> Directions: Output the material word for word. Leave each picture out.

===== Task inputs

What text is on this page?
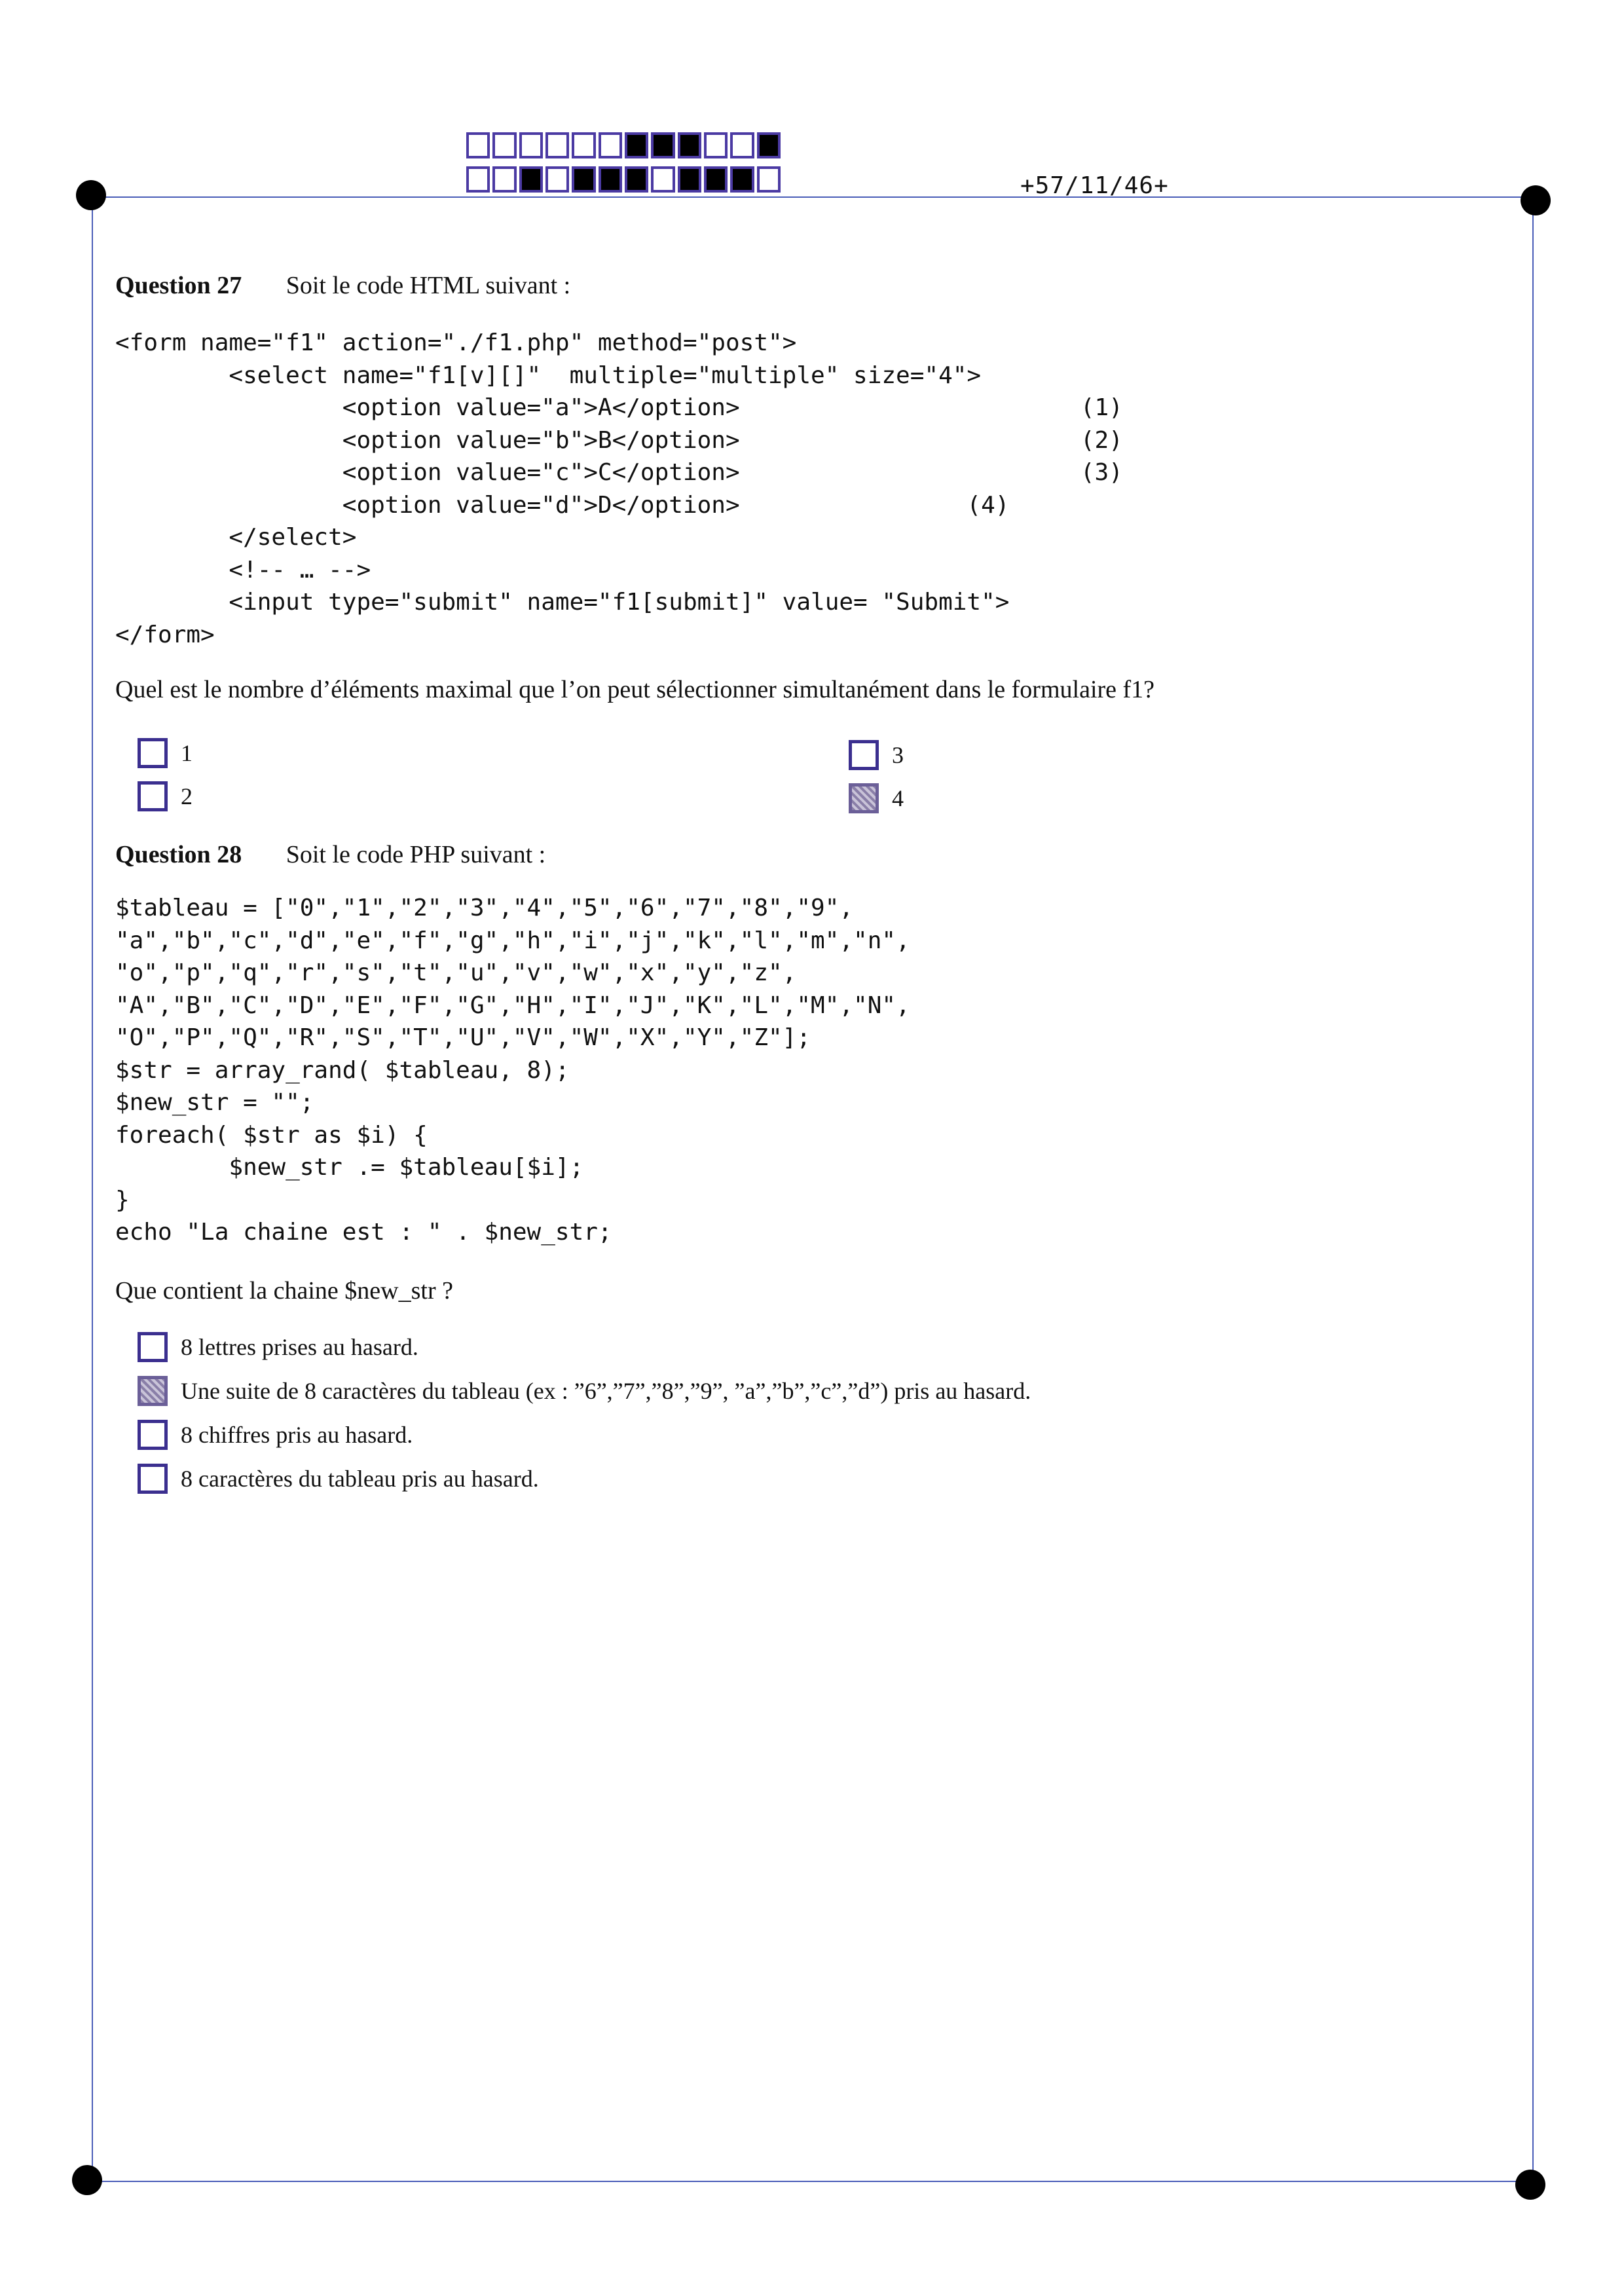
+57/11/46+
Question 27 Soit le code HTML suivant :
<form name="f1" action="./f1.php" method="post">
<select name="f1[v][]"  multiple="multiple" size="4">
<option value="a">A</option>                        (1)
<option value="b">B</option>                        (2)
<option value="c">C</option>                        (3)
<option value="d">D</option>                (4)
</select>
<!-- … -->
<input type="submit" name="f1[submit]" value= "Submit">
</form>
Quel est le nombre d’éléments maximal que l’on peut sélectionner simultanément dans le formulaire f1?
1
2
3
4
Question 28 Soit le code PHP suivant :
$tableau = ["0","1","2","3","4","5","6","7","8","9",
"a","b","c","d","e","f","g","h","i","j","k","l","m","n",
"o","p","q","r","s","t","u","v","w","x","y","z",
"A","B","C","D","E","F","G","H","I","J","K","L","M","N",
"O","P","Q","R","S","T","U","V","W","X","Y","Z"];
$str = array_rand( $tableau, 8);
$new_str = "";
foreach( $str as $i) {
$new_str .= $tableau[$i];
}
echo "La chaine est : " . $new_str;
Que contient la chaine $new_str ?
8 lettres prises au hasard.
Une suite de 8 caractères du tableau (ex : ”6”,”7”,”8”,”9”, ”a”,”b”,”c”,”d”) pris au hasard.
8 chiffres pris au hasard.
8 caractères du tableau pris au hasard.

==========

> Reply:
What text is on this page?
+57/11/46+
Question 27 Soit le code HTML suivant :
<form name="f1" action="./f1.php" method="post">
<select name="f1[v][]"  multiple="multiple" size="4">
<option value="a">A</option>                        (1)
<option value="b">B</option>                        (2)
<option value="c">C</option>                        (3)
<option value="d">D</option>                (4)
</select>
<!-- … -->
<input type="submit" name="f1[submit]" value= "Submit">
</form>
Quel est le nombre d’éléments maximal que l’on peut sélectionner simultanément dans le formulaire f1?
1
2
3
4
Question 28 Soit le code PHP suivant :
$tableau = ["0","1","2","3","4","5","6","7","8","9",
"a","b","c","d","e","f","g","h","i","j","k","l","m","n",
"o","p","q","r","s","t","u","v","w","x","y","z",
"A","B","C","D","E","F","G","H","I","J","K","L","M","N",
"O","P","Q","R","S","T","U","V","W","X","Y","Z"];
$str = array_rand( $tableau, 8);
$new_str = "";
foreach( $str as $i) {
$new_str .= $tableau[$i];
}
echo "La chaine est : " . $new_str;
Que contient la chaine $new_str ?
8 lettres prises au hasard.
Une suite de 8 caractères du tableau (ex : ”6”,”7”,”8”,”9”, ”a”,”b”,”c”,”d”) pris au hasard.
8 chiffres pris au hasard.
8 caractères du tableau pris au hasard.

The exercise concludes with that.